**Aim**
Look at the entries below and reproduce them exactly.

**Input for this task**

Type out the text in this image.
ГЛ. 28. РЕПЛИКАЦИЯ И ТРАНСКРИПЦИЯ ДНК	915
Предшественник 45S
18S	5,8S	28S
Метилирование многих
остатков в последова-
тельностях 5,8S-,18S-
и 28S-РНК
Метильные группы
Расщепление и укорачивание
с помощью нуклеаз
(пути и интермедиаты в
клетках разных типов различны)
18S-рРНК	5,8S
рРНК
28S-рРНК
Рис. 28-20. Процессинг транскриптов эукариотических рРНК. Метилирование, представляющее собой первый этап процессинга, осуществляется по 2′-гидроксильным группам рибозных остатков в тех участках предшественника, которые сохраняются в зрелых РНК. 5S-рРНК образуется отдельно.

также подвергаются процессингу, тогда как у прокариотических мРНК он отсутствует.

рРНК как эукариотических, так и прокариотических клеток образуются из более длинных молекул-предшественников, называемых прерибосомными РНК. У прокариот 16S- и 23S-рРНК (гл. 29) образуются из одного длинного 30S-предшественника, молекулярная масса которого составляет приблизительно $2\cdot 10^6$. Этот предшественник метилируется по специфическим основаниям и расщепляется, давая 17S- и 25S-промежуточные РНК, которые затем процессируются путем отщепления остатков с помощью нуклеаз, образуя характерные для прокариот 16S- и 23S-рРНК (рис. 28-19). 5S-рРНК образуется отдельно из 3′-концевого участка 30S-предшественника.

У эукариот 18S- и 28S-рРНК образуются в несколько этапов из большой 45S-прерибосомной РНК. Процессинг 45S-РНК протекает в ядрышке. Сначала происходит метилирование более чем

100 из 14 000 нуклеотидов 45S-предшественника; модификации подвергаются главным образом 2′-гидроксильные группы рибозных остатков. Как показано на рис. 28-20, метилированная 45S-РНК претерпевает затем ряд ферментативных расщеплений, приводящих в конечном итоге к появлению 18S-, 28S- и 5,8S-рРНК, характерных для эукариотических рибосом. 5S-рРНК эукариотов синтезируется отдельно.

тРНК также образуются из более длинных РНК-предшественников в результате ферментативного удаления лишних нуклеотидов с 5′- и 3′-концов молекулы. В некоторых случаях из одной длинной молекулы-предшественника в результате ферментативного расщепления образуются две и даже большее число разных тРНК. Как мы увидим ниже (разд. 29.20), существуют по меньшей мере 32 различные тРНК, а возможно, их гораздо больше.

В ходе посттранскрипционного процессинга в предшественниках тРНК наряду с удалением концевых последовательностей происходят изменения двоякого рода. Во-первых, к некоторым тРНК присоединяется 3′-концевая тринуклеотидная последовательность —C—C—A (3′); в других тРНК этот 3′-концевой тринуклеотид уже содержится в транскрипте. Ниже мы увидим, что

**Answer in full**
Type out the text in this image.
ГЛ. 28. РЕПЛИКАЦИЯ И ТРАНСКРИПЦИЯ ДНК	915
Предшественник 45S
18S	5,8S	28S
Метилирование многих
остатков в последова-
тельностях 5,8S-,18S-
и 28S-РНК
Метильные группы
Расщепление и укорачивание
с помощью нуклеаз
(пути и интермедиаты в
клетках разных типов различны)
18S-рРНК	5,8S
рРНК
28S-рРНК
Рис. 28-20. Процессинг транскриптов эукариотических рРНК. Метилирование, представляющее собой первый этап процессинга, осуществляется по 2′-гидроксильным группам рибозных остатков в тех участках предшественника, которые сохраняются в зрелых РНК. 5S-рРНК образуется отдельно.

также подвергаются процессингу, тогда как у прокариотических мРНК он отсутствует.

рРНК как эукариотических, так и прокариотических клеток образуются из более длинных молекул-предшественников, называемых прерибосомными РНК. У прокариот 16S- и 23S-рРНК (гл. 29) образуются из одного длинного 30S-предшественника, молекулярная масса которого составляет приблизительно $2\cdot 10^6$. Этот предшественник метилируется по специфическим основаниям и расщепляется, давая 17S- и 25S-промежуточные РНК, которые затем процессируются путем отщепления остатков с помощью нуклеаз, образуя характерные для прокариот 16S- и 23S-рРНК (рис. 28-19). 5S-рРНК образуется отдельно из 3′-концевого участка 30S-предшественника.

У эукариот 18S- и 28S-рРНК образуются в несколько этапов из большой 45S-прерибосомной РНК. Процессинг 45S-РНК протекает в ядрышке. Сначала происходит метилирование более чем

100 из 14 000 нуклеотидов 45S-предшественника; модификации подвергаются главным образом 2′-гидроксильные группы рибозных остатков. Как показано на рис. 28-20, метилированная 45S-РНК претерпевает затем ряд ферментативных расщеплений, приводящих в конечном итоге к появлению 18S-, 28S- и 5,8S-рРНК, характерных для эукариотических рибосом. 5S-рРНК эукариотов синтезируется отдельно.

тРНК также образуются из более длинных РНК-предшественников в результате ферментативного удаления лишних нуклеотидов с 5′- и 3′-концов молекулы. В некоторых случаях из одной длинной молекулы-предшественника в результате ферментативного расщепления образуются две и даже большее число разных тРНК. Как мы увидим ниже (разд. 29.20), существуют по меньшей мере 32 различные тРНК, а возможно, их гораздо больше.

В ходе посттранскрипционного процессинга в предшественниках тРНК наряду с удалением концевых последовательностей происходят изменения двоякого рода. Во-первых, к некоторым тРНК присоединяется 3′-концевая тринуклеотидная последовательность —C—C—A (3′); в других тРНК этот 3′-концевой тринуклеотид уже содержится в транскрипте. Ниже мы увидим, что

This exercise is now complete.